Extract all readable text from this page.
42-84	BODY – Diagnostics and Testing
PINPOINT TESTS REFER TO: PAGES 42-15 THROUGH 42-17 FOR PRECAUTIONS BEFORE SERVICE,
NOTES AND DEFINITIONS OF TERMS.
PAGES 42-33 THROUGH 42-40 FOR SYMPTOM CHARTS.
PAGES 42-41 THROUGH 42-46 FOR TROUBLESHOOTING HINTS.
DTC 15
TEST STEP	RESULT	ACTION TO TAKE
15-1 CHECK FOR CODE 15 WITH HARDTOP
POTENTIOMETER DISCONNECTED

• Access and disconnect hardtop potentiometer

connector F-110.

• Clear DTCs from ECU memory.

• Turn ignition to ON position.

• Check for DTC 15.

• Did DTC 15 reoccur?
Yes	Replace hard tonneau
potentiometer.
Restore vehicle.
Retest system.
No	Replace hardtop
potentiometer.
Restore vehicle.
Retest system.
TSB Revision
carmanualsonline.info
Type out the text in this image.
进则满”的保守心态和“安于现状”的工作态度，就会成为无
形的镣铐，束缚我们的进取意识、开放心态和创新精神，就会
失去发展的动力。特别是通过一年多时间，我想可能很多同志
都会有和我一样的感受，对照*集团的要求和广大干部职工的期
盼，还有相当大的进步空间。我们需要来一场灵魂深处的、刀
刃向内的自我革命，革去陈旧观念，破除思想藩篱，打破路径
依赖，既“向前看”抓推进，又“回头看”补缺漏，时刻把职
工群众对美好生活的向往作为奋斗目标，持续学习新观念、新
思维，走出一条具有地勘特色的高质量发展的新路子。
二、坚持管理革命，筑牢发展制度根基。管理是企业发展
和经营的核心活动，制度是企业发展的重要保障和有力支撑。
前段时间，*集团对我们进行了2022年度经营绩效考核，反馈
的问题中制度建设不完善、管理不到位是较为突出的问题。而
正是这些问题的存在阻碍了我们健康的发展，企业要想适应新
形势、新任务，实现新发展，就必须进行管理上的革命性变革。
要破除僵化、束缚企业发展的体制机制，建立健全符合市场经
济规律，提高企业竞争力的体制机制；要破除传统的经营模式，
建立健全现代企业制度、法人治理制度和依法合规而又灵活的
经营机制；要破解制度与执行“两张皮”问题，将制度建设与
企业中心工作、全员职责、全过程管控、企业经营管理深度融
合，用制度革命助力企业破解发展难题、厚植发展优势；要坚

### REQUIREMENT
Reproduce the whole listing word for word.

### EXPECTED ANSWER
Extract all readable text from this page.
42-84	BODY – Diagnostics and Testing
PINPOINT TESTS REFER TO: PAGES 42-15 THROUGH 42-17 FOR PRECAUTIONS BEFORE SERVICE,
NOTES AND DEFINITIONS OF TERMS.
PAGES 42-33 THROUGH 42-40 FOR SYMPTOM CHARTS.
PAGES 42-41 THROUGH 42-46 FOR TROUBLESHOOTING HINTS.
DTC 15
TEST STEP	RESULT	ACTION TO TAKE
15-1 CHECK FOR CODE 15 WITH HARDTOP
POTENTIOMETER DISCONNECTED

• Access and disconnect hardtop potentiometer

connector F-110.

• Clear DTCs from ECU memory.

• Turn ignition to ON position.

• Check for DTC 15.

• Did DTC 15 reoccur?
Yes	Replace hard tonneau
potentiometer.
Restore vehicle.
Retest system.
No	Replace hardtop
potentiometer.
Restore vehicle.
Retest system.
TSB Revision
carmanualsonline.info
Type out the text in this image.
进则满”的保守心态和“安于现状”的工作态度，就会成为无
形的镣铐，束缚我们的进取意识、开放心态和创新精神，就会
失去发展的动力。特别是通过一年多时间，我想可能很多同志
都会有和我一样的感受，对照*集团的要求和广大干部职工的期
盼，还有相当大的进步空间。我们需要来一场灵魂深处的、刀
刃向内的自我革命，革去陈旧观念，破除思想藩篱，打破路径
依赖，既“向前看”抓推进，又“回头看”补缺漏，时刻把职
工群众对美好生活的向往作为奋斗目标，持续学习新观念、新
思维，走出一条具有地勘特色的高质量发展的新路子。
二、坚持管理革命，筑牢发展制度根基。管理是企业发展
和经营的核心活动，制度是企业发展的重要保障和有力支撑。
前段时间，*集团对我们进行了2022年度经营绩效考核，反馈
的问题中制度建设不完善、管理不到位是较为突出的问题。而
正是这些问题的存在阻碍了我们健康的发展，企业要想适应新
形势、新任务，实现新发展，就必须进行管理上的革命性变革。
要破除僵化、束缚企业发展的体制机制，建立健全符合市场经
济规律，提高企业竞争力的体制机制；要破除传统的经营模式，
建立健全现代企业制度、法人治理制度和依法合规而又灵活的
经营机制；要破解制度与执行“两张皮”问题，将制度建设与
企业中心工作、全员职责、全过程管控、企业经营管理深度融
合，用制度革命助力企业破解发展难题、厚植发展优势；要坚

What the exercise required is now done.